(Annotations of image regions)
= = = = = = =

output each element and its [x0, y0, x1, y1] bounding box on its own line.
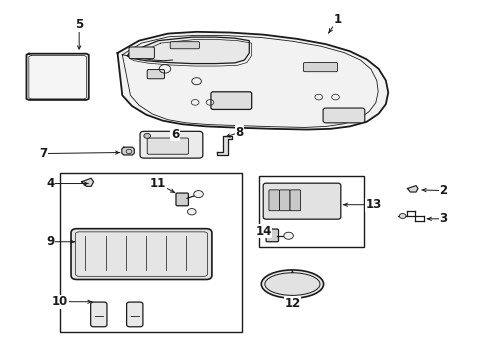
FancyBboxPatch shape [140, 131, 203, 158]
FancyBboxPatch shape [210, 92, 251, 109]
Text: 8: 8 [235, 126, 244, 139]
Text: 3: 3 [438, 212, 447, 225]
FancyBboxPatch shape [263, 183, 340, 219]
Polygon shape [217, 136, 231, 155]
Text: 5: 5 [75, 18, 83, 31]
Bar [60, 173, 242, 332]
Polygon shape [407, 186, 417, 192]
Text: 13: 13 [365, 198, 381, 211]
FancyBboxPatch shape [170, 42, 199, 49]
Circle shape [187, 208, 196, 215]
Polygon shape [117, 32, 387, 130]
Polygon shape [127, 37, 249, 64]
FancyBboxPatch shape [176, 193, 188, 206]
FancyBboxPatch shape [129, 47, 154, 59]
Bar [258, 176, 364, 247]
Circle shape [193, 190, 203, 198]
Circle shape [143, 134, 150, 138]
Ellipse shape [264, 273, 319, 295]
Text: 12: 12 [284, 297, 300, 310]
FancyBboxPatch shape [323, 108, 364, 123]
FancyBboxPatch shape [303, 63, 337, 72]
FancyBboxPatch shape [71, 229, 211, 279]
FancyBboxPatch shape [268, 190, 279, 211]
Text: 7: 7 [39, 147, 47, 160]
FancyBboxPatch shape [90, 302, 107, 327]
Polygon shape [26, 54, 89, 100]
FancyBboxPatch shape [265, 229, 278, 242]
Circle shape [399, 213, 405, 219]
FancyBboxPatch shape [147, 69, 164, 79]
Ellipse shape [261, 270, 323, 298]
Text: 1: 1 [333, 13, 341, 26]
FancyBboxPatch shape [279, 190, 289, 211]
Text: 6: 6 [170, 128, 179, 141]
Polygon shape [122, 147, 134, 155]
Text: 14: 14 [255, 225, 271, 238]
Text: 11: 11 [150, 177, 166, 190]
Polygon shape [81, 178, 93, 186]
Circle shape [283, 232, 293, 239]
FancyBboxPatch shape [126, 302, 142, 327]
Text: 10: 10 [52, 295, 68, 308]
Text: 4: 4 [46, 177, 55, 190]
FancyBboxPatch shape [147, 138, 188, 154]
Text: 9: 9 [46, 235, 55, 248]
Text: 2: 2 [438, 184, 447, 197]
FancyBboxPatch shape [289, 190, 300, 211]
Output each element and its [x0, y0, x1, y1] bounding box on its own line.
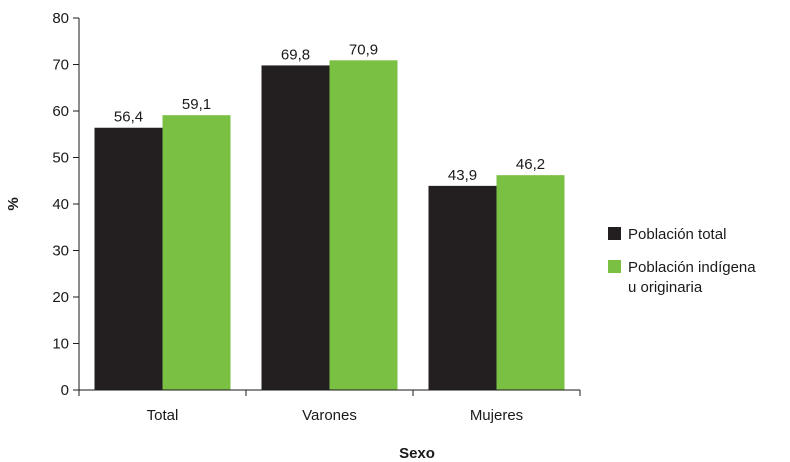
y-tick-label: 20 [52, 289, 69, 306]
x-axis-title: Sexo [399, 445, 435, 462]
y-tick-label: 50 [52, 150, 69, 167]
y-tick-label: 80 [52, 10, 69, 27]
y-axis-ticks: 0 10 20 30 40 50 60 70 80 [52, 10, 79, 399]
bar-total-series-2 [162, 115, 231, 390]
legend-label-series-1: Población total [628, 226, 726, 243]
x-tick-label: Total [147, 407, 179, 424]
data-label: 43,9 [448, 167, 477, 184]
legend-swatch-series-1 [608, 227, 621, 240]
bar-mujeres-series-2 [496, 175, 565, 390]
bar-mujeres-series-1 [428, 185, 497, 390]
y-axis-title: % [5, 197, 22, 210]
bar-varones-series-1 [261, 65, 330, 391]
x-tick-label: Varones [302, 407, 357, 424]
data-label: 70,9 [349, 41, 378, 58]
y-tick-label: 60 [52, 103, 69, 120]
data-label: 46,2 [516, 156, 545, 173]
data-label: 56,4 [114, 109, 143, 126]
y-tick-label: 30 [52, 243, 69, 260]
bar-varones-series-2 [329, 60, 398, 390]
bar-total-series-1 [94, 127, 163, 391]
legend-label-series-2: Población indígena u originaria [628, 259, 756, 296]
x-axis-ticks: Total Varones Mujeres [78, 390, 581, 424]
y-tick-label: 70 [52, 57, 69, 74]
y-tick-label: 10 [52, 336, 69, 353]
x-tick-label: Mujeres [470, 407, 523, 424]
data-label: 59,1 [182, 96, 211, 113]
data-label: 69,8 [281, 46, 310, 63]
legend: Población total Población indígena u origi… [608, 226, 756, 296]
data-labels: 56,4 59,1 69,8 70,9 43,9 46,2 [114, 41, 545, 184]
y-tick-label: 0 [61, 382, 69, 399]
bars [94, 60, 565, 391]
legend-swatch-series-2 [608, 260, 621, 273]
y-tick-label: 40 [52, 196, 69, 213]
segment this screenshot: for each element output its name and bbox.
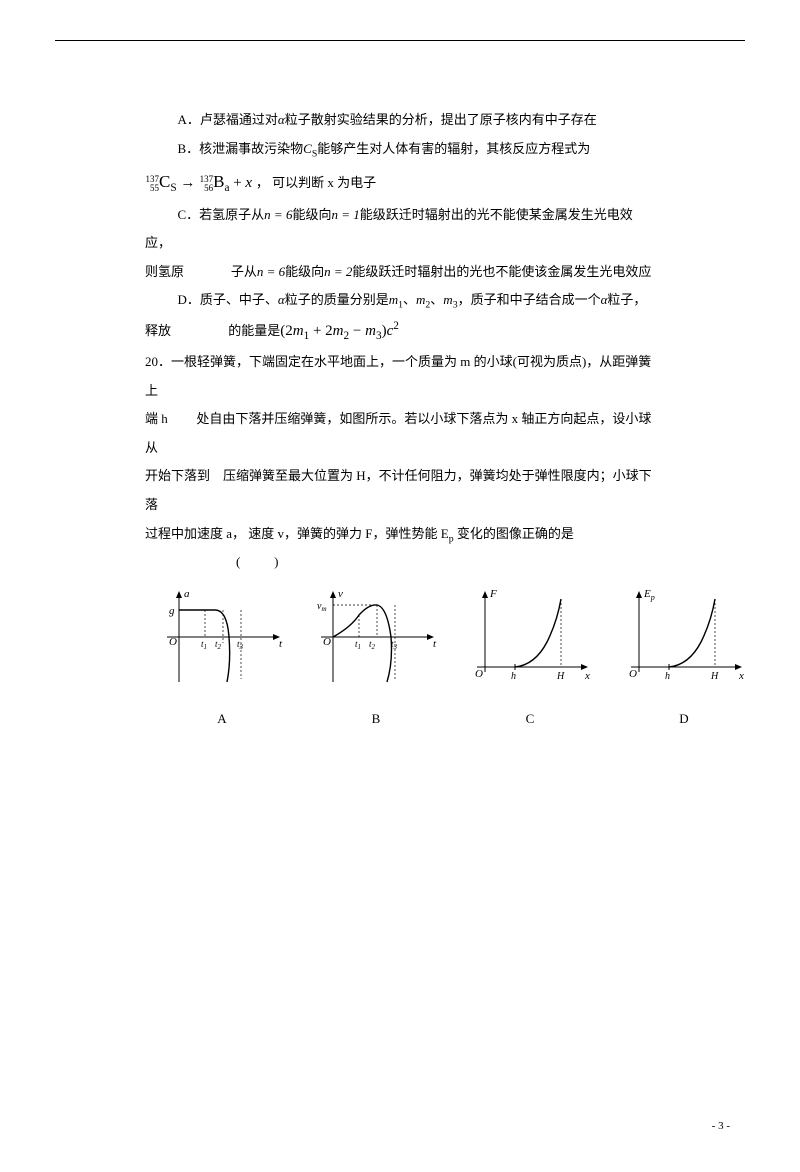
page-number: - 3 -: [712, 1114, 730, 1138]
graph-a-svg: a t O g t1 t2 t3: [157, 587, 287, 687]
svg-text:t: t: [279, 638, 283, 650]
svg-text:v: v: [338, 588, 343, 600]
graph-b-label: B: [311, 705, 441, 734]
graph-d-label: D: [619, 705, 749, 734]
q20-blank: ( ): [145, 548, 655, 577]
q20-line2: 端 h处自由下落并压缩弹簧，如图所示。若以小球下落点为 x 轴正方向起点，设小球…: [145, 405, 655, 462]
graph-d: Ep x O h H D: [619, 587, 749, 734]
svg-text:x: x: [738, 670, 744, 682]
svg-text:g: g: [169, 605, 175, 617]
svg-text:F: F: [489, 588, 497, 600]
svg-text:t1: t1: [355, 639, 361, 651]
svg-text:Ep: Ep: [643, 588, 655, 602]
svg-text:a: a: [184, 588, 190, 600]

= = = = = = =

**What the task asks**
Copy the portion of the listing that begins with the line containing "y-tick-label: 20 [52, 289, 69, 306]" and ends with the line containing "y-tick-label: 40 [52, 196, 69, 213]", including both of those lines.

**Worked answer**
y-tick-label: 20 [52, 289, 69, 306]
x-axis-title: Sexo [399, 445, 435, 462]
y-tick-label: 50 [52, 150, 69, 167]
y-tick-label: 80 [52, 10, 69, 27]
y-axis-ticks: 0 10 20 30 40 50 60 70 80 [52, 10, 79, 399]
bar-total-series-2 [162, 115, 231, 390]
legend-label-series-1: Población total [628, 226, 726, 243]
x-tick-label: Total [147, 407, 179, 424]
data-label: 43,9 [448, 167, 477, 184]
legend-swatch-series-1 [608, 227, 621, 240]
bar-mujeres-series-2 [496, 175, 565, 390]
bar-mujeres-series-1 [428, 185, 497, 390]
y-axis-title: % [5, 197, 22, 210]
bar-varones-series-1 [261, 65, 330, 391]
x-tick-label: Varones [302, 407, 357, 424]
data-label: 70,9 [349, 41, 378, 58]
y-tick-label: 60 [52, 103, 69, 120]
data-label: 46,2 [516, 156, 545, 173]
data-label: 56,4 [114, 109, 143, 126]
y-tick-label: 30 [52, 243, 69, 260]
bar-varones-series-2 [329, 60, 398, 390]
bar-total-series-1 [94, 127, 163, 391]
legend-label-series-2: Población indígena u originaria [628, 259, 756, 296]
x-axis-ticks: Total Varones Mujeres [78, 390, 581, 424]
y-tick-label: 70 [52, 57, 69, 74]
y-tick-label: 10 [52, 336, 69, 353]
x-tick-label: Mujeres [470, 407, 523, 424]
data-label: 59,1 [182, 96, 211, 113]
data-label: 69,8 [281, 46, 310, 63]
legend: Población total Población indígena u origi… [608, 226, 756, 296]
data-labels: 56,4 59,1 69,8 70,9 43,9 46,2 [114, 41, 545, 184]
y-tick-label: 0 [61, 382, 69, 399]
bars [94, 60, 565, 391]
legend-swatch-series-2 [608, 260, 621, 273]
y-tick-label: 40 [52, 196, 69, 213]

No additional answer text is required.